= Stored data entries =
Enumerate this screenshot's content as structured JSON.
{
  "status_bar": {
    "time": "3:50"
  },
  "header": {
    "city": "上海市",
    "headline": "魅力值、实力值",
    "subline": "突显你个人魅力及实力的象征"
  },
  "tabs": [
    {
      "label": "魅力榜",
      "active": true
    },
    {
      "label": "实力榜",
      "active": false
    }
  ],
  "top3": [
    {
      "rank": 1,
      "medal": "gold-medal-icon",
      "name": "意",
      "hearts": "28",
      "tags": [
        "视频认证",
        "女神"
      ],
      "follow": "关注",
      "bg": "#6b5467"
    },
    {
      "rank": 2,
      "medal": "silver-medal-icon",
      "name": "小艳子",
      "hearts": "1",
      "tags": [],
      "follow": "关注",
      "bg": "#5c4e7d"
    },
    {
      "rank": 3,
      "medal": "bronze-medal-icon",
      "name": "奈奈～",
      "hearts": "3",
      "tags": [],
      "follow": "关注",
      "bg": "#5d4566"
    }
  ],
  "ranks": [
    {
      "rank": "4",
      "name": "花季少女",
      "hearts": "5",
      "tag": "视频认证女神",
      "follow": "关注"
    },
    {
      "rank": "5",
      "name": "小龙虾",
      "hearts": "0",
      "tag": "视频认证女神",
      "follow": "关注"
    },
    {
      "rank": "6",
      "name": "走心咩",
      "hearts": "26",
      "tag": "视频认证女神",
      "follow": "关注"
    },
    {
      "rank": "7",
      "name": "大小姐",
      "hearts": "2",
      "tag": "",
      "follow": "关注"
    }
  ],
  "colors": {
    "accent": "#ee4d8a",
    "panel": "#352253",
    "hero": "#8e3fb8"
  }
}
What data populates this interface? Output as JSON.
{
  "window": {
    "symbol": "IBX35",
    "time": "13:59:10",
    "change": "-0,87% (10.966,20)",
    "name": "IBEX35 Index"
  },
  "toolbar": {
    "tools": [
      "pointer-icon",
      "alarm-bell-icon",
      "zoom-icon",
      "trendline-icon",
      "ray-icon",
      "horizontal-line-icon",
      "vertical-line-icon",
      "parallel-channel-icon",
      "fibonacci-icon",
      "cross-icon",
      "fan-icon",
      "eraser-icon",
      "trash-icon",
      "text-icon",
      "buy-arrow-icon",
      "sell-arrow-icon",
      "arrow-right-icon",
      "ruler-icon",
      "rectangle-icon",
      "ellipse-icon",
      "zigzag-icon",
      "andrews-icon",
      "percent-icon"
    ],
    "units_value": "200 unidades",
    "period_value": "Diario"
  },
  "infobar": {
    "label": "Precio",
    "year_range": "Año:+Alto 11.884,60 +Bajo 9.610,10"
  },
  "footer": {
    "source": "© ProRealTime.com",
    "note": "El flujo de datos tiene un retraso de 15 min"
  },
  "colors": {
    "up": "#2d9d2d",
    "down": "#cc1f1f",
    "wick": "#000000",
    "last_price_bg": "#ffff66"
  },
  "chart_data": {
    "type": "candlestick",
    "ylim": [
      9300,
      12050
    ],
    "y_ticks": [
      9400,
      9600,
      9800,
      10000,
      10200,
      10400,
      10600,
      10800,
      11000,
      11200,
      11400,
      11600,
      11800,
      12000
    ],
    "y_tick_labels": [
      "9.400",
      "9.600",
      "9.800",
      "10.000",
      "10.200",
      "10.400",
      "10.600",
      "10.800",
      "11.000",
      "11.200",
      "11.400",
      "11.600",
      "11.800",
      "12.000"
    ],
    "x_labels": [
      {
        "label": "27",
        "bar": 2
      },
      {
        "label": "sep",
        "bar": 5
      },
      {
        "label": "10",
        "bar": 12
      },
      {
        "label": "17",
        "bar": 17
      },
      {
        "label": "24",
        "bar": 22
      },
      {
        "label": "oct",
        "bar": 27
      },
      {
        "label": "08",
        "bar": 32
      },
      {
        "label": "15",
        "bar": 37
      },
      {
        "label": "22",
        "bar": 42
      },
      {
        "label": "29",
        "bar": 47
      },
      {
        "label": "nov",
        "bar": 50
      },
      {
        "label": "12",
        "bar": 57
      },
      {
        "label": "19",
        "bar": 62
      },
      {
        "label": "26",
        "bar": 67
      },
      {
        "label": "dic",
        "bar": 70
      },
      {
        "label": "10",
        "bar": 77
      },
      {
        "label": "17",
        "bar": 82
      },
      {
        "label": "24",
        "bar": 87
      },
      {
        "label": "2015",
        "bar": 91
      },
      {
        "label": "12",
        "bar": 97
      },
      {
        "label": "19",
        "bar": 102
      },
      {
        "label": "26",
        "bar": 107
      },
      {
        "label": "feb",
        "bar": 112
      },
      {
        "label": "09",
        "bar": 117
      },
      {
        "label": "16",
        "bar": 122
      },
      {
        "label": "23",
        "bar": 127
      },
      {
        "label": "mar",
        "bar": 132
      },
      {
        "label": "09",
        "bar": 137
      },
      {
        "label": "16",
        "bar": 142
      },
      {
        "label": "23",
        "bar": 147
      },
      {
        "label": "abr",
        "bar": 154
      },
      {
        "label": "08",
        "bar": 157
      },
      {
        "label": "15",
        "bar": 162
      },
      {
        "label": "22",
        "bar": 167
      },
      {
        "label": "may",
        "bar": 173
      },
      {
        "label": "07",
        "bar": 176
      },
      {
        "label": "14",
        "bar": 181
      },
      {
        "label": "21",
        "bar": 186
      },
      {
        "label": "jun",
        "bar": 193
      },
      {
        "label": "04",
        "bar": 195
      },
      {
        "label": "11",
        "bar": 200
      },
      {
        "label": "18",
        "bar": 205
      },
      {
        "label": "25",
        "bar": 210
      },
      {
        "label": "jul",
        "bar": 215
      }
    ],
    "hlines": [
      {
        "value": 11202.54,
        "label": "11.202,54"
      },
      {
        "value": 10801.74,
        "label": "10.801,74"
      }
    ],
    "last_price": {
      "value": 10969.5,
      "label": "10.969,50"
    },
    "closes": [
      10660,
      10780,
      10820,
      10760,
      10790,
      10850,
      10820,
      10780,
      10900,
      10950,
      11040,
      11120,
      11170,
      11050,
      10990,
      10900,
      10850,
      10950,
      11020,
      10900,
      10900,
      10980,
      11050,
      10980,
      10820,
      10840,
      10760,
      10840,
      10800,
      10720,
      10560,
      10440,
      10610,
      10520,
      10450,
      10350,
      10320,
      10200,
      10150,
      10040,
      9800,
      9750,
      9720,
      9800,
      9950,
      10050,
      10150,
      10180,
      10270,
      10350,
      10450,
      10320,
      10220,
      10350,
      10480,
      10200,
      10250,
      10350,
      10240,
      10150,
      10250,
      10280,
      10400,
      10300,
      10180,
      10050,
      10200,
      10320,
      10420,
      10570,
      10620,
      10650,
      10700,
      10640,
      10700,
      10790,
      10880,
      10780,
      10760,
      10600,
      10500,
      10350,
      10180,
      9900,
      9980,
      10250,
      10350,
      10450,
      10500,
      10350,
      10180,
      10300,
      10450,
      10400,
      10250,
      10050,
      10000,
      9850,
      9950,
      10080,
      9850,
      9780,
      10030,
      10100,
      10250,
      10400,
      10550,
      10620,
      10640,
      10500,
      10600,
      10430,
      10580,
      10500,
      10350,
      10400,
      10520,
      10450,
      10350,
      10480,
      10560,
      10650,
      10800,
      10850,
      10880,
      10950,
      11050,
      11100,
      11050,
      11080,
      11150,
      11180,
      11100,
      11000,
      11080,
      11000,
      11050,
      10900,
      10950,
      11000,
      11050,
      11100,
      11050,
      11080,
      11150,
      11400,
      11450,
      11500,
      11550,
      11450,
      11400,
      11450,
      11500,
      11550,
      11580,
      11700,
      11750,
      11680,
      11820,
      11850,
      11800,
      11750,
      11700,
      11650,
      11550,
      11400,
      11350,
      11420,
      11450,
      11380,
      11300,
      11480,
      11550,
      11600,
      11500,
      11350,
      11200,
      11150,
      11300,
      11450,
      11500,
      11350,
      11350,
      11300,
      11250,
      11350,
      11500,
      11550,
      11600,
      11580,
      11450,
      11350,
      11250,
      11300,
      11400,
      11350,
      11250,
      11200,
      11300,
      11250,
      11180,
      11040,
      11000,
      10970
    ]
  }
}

= CHALLENGE =
Return each full line of the entries that contains the word "medal".

= WORKED ANSWER =
      "medal": "gold-medal-icon",
      "medal": "silver-medal-icon",
      "medal": "bronze-medal-icon",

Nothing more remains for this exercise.